GOAL
Every line below is to be copied exactly, with the pictures left out.

───── AVAILABLE RECORDS ─────

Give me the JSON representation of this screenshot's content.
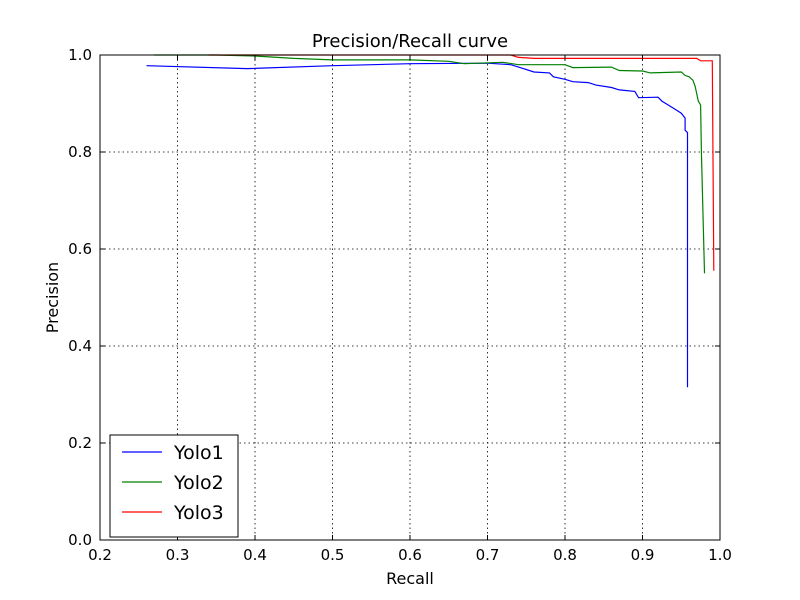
{
  "chart_data": {
    "type": "line",
    "title": "Precision/Recall curve",
    "xlabel": "Recall",
    "ylabel": "Precision",
    "xlim": [
      0.2,
      1.0
    ],
    "ylim": [
      0.0,
      1.0
    ],
    "xticks": [
      "0.2",
      "0.3",
      "0.4",
      "0.5",
      "0.6",
      "0.7",
      "0.8",
      "0.9",
      "1.0"
    ],
    "yticks": [
      "0.0",
      "0.2",
      "0.4",
      "0.6",
      "0.8",
      "1.0"
    ],
    "grid": true,
    "legend_position": "lower-left",
    "series": [
      {
        "name": "Yolo1",
        "color": "#0000ff",
        "points": [
          [
            0.26,
            0.978
          ],
          [
            0.39,
            0.972
          ],
          [
            0.5,
            0.978
          ],
          [
            0.6,
            0.982
          ],
          [
            0.7,
            0.983
          ],
          [
            0.73,
            0.98
          ],
          [
            0.74,
            0.975
          ],
          [
            0.76,
            0.965
          ],
          [
            0.78,
            0.963
          ],
          [
            0.785,
            0.955
          ],
          [
            0.8,
            0.95
          ],
          [
            0.81,
            0.945
          ],
          [
            0.83,
            0.943
          ],
          [
            0.84,
            0.938
          ],
          [
            0.86,
            0.933
          ],
          [
            0.87,
            0.928
          ],
          [
            0.89,
            0.925
          ],
          [
            0.895,
            0.912
          ],
          [
            0.92,
            0.913
          ],
          [
            0.925,
            0.905
          ],
          [
            0.94,
            0.89
          ],
          [
            0.95,
            0.88
          ],
          [
            0.955,
            0.87
          ],
          [
            0.955,
            0.845
          ],
          [
            0.958,
            0.84
          ],
          [
            0.958,
            0.315
          ]
        ]
      },
      {
        "name": "Yolo2",
        "color": "#008000",
        "points": [
          [
            0.27,
            1.0
          ],
          [
            0.35,
            1.0
          ],
          [
            0.4,
            0.998
          ],
          [
            0.45,
            0.993
          ],
          [
            0.5,
            0.99
          ],
          [
            0.6,
            0.99
          ],
          [
            0.65,
            0.987
          ],
          [
            0.67,
            0.982
          ],
          [
            0.72,
            0.985
          ],
          [
            0.74,
            0.98
          ],
          [
            0.8,
            0.98
          ],
          [
            0.81,
            0.974
          ],
          [
            0.86,
            0.975
          ],
          [
            0.87,
            0.968
          ],
          [
            0.9,
            0.967
          ],
          [
            0.91,
            0.963
          ],
          [
            0.95,
            0.965
          ],
          [
            0.955,
            0.958
          ],
          [
            0.96,
            0.955
          ],
          [
            0.965,
            0.948
          ],
          [
            0.968,
            0.935
          ],
          [
            0.972,
            0.905
          ],
          [
            0.975,
            0.897
          ],
          [
            0.976,
            0.8
          ],
          [
            0.98,
            0.55
          ]
        ]
      },
      {
        "name": "Yolo3",
        "color": "#ff0000",
        "points": [
          [
            0.34,
            1.0
          ],
          [
            0.4,
            1.0
          ],
          [
            0.73,
            1.0
          ],
          [
            0.74,
            0.995
          ],
          [
            0.76,
            0.993
          ],
          [
            0.97,
            0.993
          ],
          [
            0.975,
            0.988
          ],
          [
            0.99,
            0.988
          ],
          [
            0.992,
            0.555
          ]
        ]
      }
    ]
  }
}
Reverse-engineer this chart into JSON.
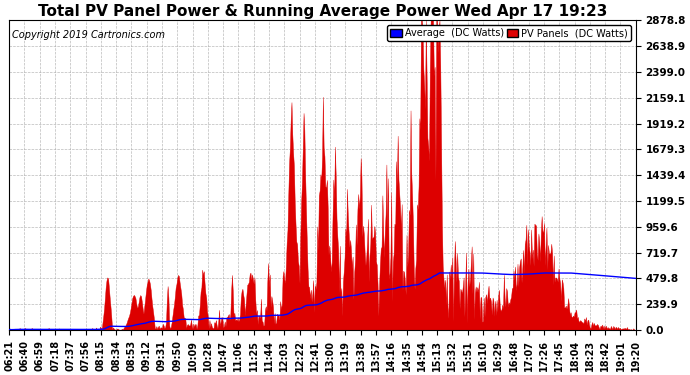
{
  "title": "Total PV Panel Power & Running Average Power Wed Apr 17 19:23",
  "copyright": "Copyright 2019 Cartronics.com",
  "legend_avg": "Average  (DC Watts)",
  "legend_pv": "PV Panels  (DC Watts)",
  "yticks": [
    0.0,
    239.9,
    479.8,
    719.7,
    959.6,
    1199.5,
    1439.4,
    1679.3,
    1919.2,
    2159.1,
    2399.0,
    2638.9,
    2878.8
  ],
  "ylim": [
    0.0,
    2878.8
  ],
  "bg_color": "#ffffff",
  "grid_color": "#aaaaaa",
  "pv_color": "#dd0000",
  "avg_color": "#0000ff",
  "title_fontsize": 11,
  "copyright_fontsize": 7,
  "tick_fontsize": 7.5,
  "n_points": 780,
  "xtick_labels": [
    "06:21",
    "06:40",
    "06:59",
    "07:18",
    "07:37",
    "07:56",
    "08:15",
    "08:34",
    "08:53",
    "09:12",
    "09:31",
    "09:50",
    "10:09",
    "10:28",
    "10:47",
    "11:06",
    "11:25",
    "11:44",
    "12:03",
    "12:22",
    "12:41",
    "13:00",
    "13:19",
    "13:38",
    "13:57",
    "14:16",
    "14:35",
    "14:54",
    "15:13",
    "15:32",
    "15:51",
    "16:10",
    "16:29",
    "16:48",
    "17:07",
    "17:26",
    "17:45",
    "18:04",
    "18:23",
    "18:42",
    "19:01",
    "19:20"
  ]
}
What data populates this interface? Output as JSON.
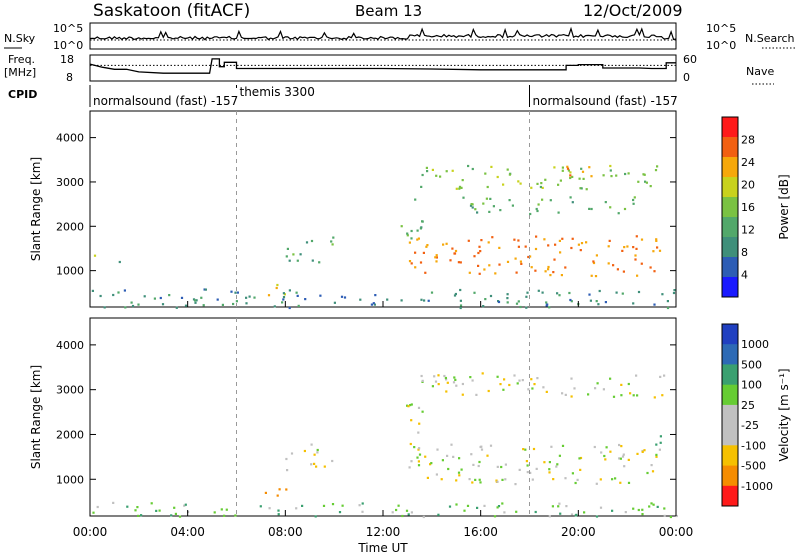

─────

EXERCISE SOLUTION
Give me the JSON representation of this screenshot's content.
{
  "chart_data": {
    "type": "line",
    "title": "Precision/Recall curve",
    "xlabel": "Recall",
    "ylabel": "Precision",
    "xlim": [
      0.2,
      1.0
    ],
    "ylim": [
      0.0,
      1.0
    ],
    "xticks": [
      "0.2",
      "0.3",
      "0.4",
      "0.5",
      "0.6",
      "0.7",
      "0.8",
      "0.9",
      "1.0"
    ],
    "yticks": [
      "0.0",
      "0.2",
      "0.4",
      "0.6",
      "0.8",
      "1.0"
    ],
    "grid": true,
    "legend_position": "lower-left",
    "series": [
      {
        "name": "Yolo1",
        "color": "#0000ff",
        "points": [
          [
            0.26,
            0.978
          ],
          [
            0.39,
            0.972
          ],
          [
            0.5,
            0.978
          ],
          [
            0.6,
            0.982
          ],
          [
            0.7,
            0.983
          ],
          [
            0.73,
            0.98
          ],
          [
            0.74,
            0.975
          ],
          [
            0.76,
            0.965
          ],
          [
            0.78,
            0.963
          ],
          [
            0.785,
            0.955
          ],
          [
            0.8,
            0.95
          ],
          [
            0.81,
            0.945
          ],
          [
            0.83,
            0.943
          ],
          [
            0.84,
            0.938
          ],
          [
            0.86,
            0.933
          ],
          [
            0.87,
            0.928
          ],
          [
            0.89,
            0.925
          ],
          [
            0.895,
            0.912
          ],
          [
            0.92,
            0.913
          ],
          [
            0.925,
            0.905
          ],
          [
            0.94,
            0.89
          ],
          [
            0.95,
            0.88
          ],
          [
            0.955,
            0.87
          ],
          [
            0.955,
            0.845
          ],
          [
            0.958,
            0.84
          ],
          [
            0.958,
            0.315
          ]
        ]
      },
      {
        "name": "Yolo2",
        "color": "#008000",
        "points": [
          [
            0.27,
            1.0
          ],
          [
            0.35,
            1.0
          ],
          [
            0.4,
            0.998
          ],
          [
            0.45,
            0.993
          ],
          [
            0.5,
            0.99
          ],
          [
            0.6,
            0.99
          ],
          [
            0.65,
            0.987
          ],
          [
            0.67,
            0.982
          ],
          [
            0.72,
            0.985
          ],
          [
            0.74,
            0.98
          ],
          [
            0.8,
            0.98
          ],
          [
            0.81,
            0.974
          ],
          [
            0.86,
            0.975
          ],
          [
            0.87,
            0.968
          ],
          [
            0.9,
            0.967
          ],
          [
            0.91,
            0.963
          ],
          [
            0.95,
            0.965
          ],
          [
            0.955,
            0.958
          ],
          [
            0.96,
            0.955
          ],
          [
            0.965,
            0.948
          ],
          [
            0.968,
            0.935
          ],
          [
            0.972,
            0.905
          ],
          [
            0.975,
            0.897
          ],
          [
            0.976,
            0.8
          ],
          [
            0.98,
            0.55
          ]
        ]
      },
      {
        "name": "Yolo3",
        "color": "#ff0000",
        "points": [
          [
            0.34,
            1.0
          ],
          [
            0.4,
            1.0
          ],
          [
            0.73,
            1.0
          ],
          [
            0.74,
            0.995
          ],
          [
            0.76,
            0.993
          ],
          [
            0.97,
            0.993
          ],
          [
            0.975,
            0.988
          ],
          [
            0.99,
            0.988
          ],
          [
            0.992,
            0.555
          ]
        ]
      }
    ]
  }
}
Reverse-engineer this chart into JSON.
{
  "title": "Total PV Panel Power & Running Average Power Wed Apr 17 19:23",
  "copyright": "Copyright 2019 Cartronics.com",
  "legend_avg": "Average  (DC Watts)",
  "legend_pv": "PV Panels  (DC Watts)",
  "yticks": [
    0.0,
    239.9,
    479.8,
    719.7,
    959.6,
    1199.5,
    1439.4,
    1679.3,
    1919.2,
    2159.1,
    2399.0,
    2638.9,
    2878.8
  ],
  "ylim": [
    0.0,
    2878.8
  ],
  "bg_color": "#ffffff",
  "grid_color": "#aaaaaa",
  "pv_color": "#dd0000",
  "avg_color": "#0000ff",
  "title_fontsize": 11,
  "copyright_fontsize": 7,
  "tick_fontsize": 7.5,
  "n_points": 780,
  "xtick_labels": [
    "06:21",
    "06:40",
    "06:59",
    "07:18",
    "07:37",
    "07:56",
    "08:15",
    "08:34",
    "08:53",
    "09:12",
    "09:31",
    "09:50",
    "10:09",
    "10:28",
    "10:47",
    "11:06",
    "11:25",
    "11:44",
    "12:03",
    "12:22",
    "12:41",
    "13:00",
    "13:19",
    "13:38",
    "13:57",
    "14:16",
    "14:35",
    "14:54",
    "15:13",
    "15:32",
    "15:51",
    "16:10",
    "16:29",
    "16:48",
    "17:07",
    "17:26",
    "17:45",
    "18:04",
    "18:23",
    "18:42",
    "19:01",
    "19:20"
  ]
}
What data populates this interface? Output as JSON.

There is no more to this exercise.